I’d posit that for modern Internet companies, the percentage of their total revenue that comes from mobile usage, and the rate by which that figure increases, are the two most important financial indicators that you can report (apart from profits and the like). They are not, in my view, to be dismissed as vanity metrics.
And that brings us to Yahoo.
Mobile First, And The Yahoo Question
Yahoo has very publicly plotted a course towards mobile. It is aggressively buying small firms comprised of mobile engineers, closeting their products, and plugging that talent into its own organization. Talent acquisition through corporate war. And it’s working, in case you hadn’t noticed.
The company is coy, however, about how much money it brings in from mobile advertising; that revenue is the result of its mobile focus. Yahoo did not provide that metric in its most recent quarterly report, and declined to disclose it to TechCrunch via email.
The question is a fun one: Like Facebook, Groupon, and other companies, is Yahoo seeing large new doses of income from its mobile efforts? As I wrote recently, if Yahoo’s talent spree doesn’t drive revenue growth, the company is perhaps deploying funds that could be returned to shareholders, in one fashion or another, in perhaps not the most effective fashion.
There’s a rule about financial metrics: If a company doesn’t disclose a figure, it’s because they either don’t want their competitors to know how big that number is, or they don’t want the press to know how small it is. In this case, I doubt the former is at play. That leaves the latter.
I’m not picking on Yahoo. Instead, the company has enjoyed a simple fawning treatment in the media in its last year — more than partially deserved, I’d say — that should be tested and pushed back against at least lightly.
Yahoo has managed to greatly expand its mobile usage. That is plain. The company, proud of those figures, trumpeted them: 340 million active mobile users at the end of the most recent quarter, 300 million the quarter before, and 200 million monthly mobile actives at the end of calendar 2012.
So, that’s 70 percent growth in a half year. Impressive. That said, either Yahoo mobile usage isn’t monetizing incredibly fast, or it is not growing quickly enough to plug declining desktop advertising revenue.
As part of its “Global Display” revenue, Yahoo counts mobile income. Or, as the company phrases it: “Display metrics include data for graphical and sponsorship units on Yahoo! Properties (including mobile).” That figure was down 2 percent in the most recent quarter, and has declined in each of the past eight quarters. However, there is a possibly green lining to those two facts: Advertising revenue decline is in decline itself. So the amount of money that Yahoo generates less per quarter is going down. It has all but stabilized.
If that is true, and Yahoo’s now much larger mobile userbase hasn’t contributed, or not much, that’s a shame. But I don’t think that is the case. I suspect that Yahoo’s mobile strategy has in fact helped staunch declining advertising revenue. But not enough to shout about, it would seem, given the company’s reticence.
–
It’s interesting to watch companies older than say three or four years tack mobile. It’s not a simple maneuver, as Yahoo is demonstrating. However, to avoid pulling a Zynga, it isn’t much of an option, expect perhaps for companies that service enterprise activity that is inherently non-mobile. And that is a shrinking bucket.
All told, Facebook, Groupon, and Yelp are blazing a trail for Yahoo. The question is now whether what Yahoo is (no, we’re not getting into that now) can be translated as well as those other firms into the language of mobile. That’s Mayer’s bet. We’ll know in a few quarters in which direction things are moving.
+-------+
- [Tasks]
1/ According to the article on Yahoo's mobile strategy, how many active mobile users did Yahoo report at the end of the most recent quarter?
2/ Reproduce the passage of the article on Yahoo's mobile strategy word for word, beginning at the words "So, that’s 70" and stopping after "desktop advertising revenue.".

- [Stored data entries]
+-------+
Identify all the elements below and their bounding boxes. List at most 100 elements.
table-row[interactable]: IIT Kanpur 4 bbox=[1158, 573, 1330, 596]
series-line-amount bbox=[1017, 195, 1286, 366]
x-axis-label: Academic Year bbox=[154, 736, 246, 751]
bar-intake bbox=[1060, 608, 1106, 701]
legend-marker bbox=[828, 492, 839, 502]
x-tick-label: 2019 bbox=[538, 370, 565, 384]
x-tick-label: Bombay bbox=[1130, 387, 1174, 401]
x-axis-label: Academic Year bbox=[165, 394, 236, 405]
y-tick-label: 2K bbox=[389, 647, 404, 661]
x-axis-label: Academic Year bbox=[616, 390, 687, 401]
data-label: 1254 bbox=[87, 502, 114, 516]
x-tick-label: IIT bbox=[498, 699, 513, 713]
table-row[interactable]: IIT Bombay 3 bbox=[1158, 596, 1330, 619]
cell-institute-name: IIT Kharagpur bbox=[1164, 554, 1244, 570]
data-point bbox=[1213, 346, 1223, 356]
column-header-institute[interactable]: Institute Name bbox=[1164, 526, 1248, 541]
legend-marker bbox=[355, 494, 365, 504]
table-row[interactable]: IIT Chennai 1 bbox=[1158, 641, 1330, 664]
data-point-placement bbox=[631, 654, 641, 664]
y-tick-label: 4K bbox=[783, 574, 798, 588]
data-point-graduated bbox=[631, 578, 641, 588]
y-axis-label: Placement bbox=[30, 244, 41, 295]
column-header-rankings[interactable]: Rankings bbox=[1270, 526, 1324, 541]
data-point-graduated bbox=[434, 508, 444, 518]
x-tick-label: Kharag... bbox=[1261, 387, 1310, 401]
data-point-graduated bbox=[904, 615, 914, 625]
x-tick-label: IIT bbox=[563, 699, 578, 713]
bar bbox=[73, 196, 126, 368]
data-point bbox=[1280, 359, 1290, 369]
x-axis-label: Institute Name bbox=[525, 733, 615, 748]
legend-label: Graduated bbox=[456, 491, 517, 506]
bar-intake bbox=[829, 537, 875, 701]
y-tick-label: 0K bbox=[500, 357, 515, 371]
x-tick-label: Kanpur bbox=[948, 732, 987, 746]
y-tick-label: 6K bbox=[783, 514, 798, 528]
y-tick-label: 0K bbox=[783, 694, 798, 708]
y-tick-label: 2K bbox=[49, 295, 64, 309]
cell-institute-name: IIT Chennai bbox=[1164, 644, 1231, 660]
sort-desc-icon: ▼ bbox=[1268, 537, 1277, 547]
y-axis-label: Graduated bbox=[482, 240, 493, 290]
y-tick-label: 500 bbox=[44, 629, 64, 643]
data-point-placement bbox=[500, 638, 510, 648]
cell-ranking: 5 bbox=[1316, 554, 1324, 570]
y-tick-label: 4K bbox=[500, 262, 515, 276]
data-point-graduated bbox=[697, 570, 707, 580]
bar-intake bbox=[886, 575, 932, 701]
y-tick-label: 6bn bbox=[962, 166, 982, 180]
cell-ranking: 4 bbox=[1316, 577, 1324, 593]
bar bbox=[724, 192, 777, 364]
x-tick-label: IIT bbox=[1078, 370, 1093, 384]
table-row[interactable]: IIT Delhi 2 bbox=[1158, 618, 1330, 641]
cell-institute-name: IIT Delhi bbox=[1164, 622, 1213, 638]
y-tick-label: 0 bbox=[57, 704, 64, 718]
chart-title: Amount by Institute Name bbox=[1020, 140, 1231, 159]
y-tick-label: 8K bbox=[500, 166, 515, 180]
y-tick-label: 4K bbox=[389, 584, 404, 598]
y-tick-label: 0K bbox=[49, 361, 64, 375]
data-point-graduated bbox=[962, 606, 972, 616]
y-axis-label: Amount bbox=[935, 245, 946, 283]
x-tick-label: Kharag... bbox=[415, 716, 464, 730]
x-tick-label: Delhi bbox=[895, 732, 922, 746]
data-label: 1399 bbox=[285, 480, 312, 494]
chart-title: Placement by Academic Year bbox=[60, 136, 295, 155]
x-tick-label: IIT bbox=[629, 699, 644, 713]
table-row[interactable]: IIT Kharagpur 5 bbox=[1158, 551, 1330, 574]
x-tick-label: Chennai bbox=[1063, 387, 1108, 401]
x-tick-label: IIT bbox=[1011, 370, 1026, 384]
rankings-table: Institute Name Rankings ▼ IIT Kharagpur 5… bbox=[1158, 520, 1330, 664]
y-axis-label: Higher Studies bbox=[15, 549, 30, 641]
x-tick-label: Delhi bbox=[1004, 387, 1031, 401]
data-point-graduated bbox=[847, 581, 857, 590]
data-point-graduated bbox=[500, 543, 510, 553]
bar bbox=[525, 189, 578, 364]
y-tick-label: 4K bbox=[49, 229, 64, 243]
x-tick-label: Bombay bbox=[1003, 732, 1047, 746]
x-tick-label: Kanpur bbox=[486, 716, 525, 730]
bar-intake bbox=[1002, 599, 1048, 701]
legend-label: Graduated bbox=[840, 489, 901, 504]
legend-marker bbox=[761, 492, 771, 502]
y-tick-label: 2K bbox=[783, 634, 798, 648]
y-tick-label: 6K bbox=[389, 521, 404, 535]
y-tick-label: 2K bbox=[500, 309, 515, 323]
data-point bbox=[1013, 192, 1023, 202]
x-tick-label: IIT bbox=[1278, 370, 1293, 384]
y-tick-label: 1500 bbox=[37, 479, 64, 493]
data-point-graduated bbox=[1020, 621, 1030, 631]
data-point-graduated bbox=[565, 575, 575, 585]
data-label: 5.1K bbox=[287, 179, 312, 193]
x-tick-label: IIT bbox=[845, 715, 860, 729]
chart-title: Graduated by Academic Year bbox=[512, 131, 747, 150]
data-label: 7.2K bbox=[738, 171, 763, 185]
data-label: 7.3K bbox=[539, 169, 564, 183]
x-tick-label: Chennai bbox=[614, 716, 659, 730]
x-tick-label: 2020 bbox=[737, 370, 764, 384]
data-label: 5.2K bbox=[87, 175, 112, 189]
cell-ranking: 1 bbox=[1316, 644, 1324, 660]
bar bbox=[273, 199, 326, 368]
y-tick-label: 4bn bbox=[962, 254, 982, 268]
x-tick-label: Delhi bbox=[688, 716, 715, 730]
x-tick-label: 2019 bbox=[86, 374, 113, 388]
+-------+
- [Responses by item number]
1/ 340 million

2/
So, that’s 70 percent growth in a half year. Impressive. That said, either Yahoo mobile usage isn’t monetizing incredibly fast, or it is not growing quickly enough to plug declining desktop advertising revenue.